• Problem to solve: Rewrite the records below with every "Localize" changed to "Locate" and all other text left unchanged.

• Data shown:
_ _ _
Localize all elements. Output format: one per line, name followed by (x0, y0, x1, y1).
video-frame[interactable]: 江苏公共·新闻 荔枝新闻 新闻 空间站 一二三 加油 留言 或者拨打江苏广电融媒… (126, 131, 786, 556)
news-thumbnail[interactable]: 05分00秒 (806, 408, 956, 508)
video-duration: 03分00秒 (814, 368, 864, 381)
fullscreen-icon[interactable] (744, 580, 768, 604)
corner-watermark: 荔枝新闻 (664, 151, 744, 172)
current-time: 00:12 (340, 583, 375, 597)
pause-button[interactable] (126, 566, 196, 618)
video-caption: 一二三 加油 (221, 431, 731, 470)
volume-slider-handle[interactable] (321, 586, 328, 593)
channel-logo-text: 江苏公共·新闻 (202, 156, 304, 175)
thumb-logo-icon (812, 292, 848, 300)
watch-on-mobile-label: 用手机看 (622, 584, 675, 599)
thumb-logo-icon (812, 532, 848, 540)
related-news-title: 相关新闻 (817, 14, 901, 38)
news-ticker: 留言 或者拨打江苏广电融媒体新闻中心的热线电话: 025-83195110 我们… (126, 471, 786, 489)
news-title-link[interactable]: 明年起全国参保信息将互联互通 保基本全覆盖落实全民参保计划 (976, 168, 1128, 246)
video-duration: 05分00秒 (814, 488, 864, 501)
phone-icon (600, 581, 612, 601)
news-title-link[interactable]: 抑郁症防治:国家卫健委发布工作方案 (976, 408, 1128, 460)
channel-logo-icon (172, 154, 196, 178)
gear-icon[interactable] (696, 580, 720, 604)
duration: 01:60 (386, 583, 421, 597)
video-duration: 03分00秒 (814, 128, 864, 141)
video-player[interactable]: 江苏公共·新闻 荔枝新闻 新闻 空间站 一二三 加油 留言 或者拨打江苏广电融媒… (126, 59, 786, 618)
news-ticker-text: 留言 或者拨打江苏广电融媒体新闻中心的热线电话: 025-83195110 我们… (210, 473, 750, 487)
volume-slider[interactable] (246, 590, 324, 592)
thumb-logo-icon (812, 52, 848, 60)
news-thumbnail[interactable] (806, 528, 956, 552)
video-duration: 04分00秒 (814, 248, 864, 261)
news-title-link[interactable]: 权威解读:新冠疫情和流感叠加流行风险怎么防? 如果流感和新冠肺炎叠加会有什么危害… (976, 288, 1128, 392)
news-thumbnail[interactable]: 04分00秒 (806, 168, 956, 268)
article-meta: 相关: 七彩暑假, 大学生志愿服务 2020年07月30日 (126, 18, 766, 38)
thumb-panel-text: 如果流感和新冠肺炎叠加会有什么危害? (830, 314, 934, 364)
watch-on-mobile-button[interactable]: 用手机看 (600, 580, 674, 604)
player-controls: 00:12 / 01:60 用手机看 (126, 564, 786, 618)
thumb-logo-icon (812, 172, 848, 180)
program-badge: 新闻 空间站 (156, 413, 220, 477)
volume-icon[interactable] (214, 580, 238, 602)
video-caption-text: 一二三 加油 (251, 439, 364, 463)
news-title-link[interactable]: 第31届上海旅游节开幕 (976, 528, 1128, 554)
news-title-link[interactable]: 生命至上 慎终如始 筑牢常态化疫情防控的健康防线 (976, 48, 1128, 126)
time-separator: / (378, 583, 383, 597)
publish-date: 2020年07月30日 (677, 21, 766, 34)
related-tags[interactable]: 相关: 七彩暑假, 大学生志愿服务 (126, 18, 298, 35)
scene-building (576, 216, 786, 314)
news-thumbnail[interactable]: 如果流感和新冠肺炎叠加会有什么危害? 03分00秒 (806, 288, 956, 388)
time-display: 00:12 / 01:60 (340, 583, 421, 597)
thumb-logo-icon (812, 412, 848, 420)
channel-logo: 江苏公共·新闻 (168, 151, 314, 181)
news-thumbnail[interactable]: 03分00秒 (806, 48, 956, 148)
_ _ _
• Response:
Locate all elements. Output format: one per line, name followed by (x0, y0, x1, y1).
video-frame[interactable]: 江苏公共·新闻 荔枝新闻 新闻 空间站 一二三 加油 留言 或者拨打江苏广电融媒… (126, 131, 786, 556)
news-thumbnail[interactable]: 05分00秒 (806, 408, 956, 508)
video-duration: 03分00秒 (814, 368, 864, 381)
fullscreen-icon[interactable] (744, 580, 768, 604)
corner-watermark: 荔枝新闻 (664, 151, 744, 172)
current-time: 00:12 (340, 583, 375, 597)
pause-button[interactable] (126, 566, 196, 618)
video-caption: 一二三 加油 (221, 431, 731, 470)
volume-slider-handle[interactable] (321, 586, 328, 593)
channel-logo-text: 江苏公共·新闻 (202, 156, 304, 175)
thumb-logo-icon (812, 292, 848, 300)
watch-on-mobile-label: 用手机看 (622, 584, 675, 599)
thumb-logo-icon (812, 532, 848, 540)
related-news-title: 相关新闻 (817, 14, 901, 38)
news-ticker: 留言 或者拨打江苏广电融媒体新闻中心的热线电话: 025-83195110 我们… (126, 471, 786, 489)
news-title-link[interactable]: 明年起全国参保信息将互联互通 保基本全覆盖落实全民参保计划 (976, 168, 1128, 246)
video-duration: 05分00秒 (814, 488, 864, 501)
phone-icon (600, 581, 612, 601)
news-title-link[interactable]: 抑郁症防治:国家卫健委发布工作方案 (976, 408, 1128, 460)
channel-logo-icon (172, 154, 196, 178)
gear-icon[interactable] (696, 580, 720, 604)
duration: 01:60 (386, 583, 421, 597)
video-duration: 03分00秒 (814, 128, 864, 141)
video-player[interactable]: 江苏公共·新闻 荔枝新闻 新闻 空间站 一二三 加油 留言 或者拨打江苏广电融媒… (126, 59, 786, 618)
news-ticker-text: 留言 或者拨打江苏广电融媒体新闻中心的热线电话: 025-83195110 我们… (210, 473, 750, 487)
volume-slider[interactable] (246, 590, 324, 592)
thumb-logo-icon (812, 52, 848, 60)
news-thumbnail[interactable] (806, 528, 956, 552)
video-duration: 04分00秒 (814, 248, 864, 261)
news-title-link[interactable]: 权威解读:新冠疫情和流感叠加流行风险怎么防? 如果流感和新冠肺炎叠加会有什么危害… (976, 288, 1128, 392)
news-thumbnail[interactable]: 04分00秒 (806, 168, 956, 268)
article-meta: 相关: 七彩暑假, 大学生志愿服务 2020年07月30日 (126, 18, 766, 38)
thumb-panel-text: 如果流感和新冠肺炎叠加会有什么危害? (830, 314, 934, 364)
watch-on-mobile-button[interactable]: 用手机看 (600, 580, 674, 604)
player-controls: 00:12 / 01:60 用手机看 (126, 564, 786, 618)
thumb-logo-icon (812, 172, 848, 180)
program-badge: 新闻 空间站 (156, 413, 220, 477)
volume-icon[interactable] (214, 580, 238, 602)
video-caption-text: 一二三 加油 (251, 439, 364, 463)
news-title-link[interactable]: 第31届上海旅游节开幕 (976, 528, 1128, 554)
news-title-link[interactable]: 生命至上 慎终如始 筑牢常态化疫情防控的健康防线 (976, 48, 1128, 126)
time-separator: / (378, 583, 383, 597)
publish-date: 2020年07月30日 (677, 21, 766, 34)
related-tags[interactable]: 相关: 七彩暑假, 大学生志愿服务 (126, 18, 298, 35)
scene-building (576, 216, 786, 314)
news-thumbnail[interactable]: 如果流感和新冠肺炎叠加会有什么危害? 03分00秒 (806, 288, 956, 388)
time-display: 00:12 / 01:60 (340, 583, 421, 597)
thumb-logo-icon (812, 412, 848, 420)
channel-logo: 江苏公共·新闻 (168, 151, 314, 181)
news-thumbnail[interactable]: 03分00秒 (806, 48, 956, 148)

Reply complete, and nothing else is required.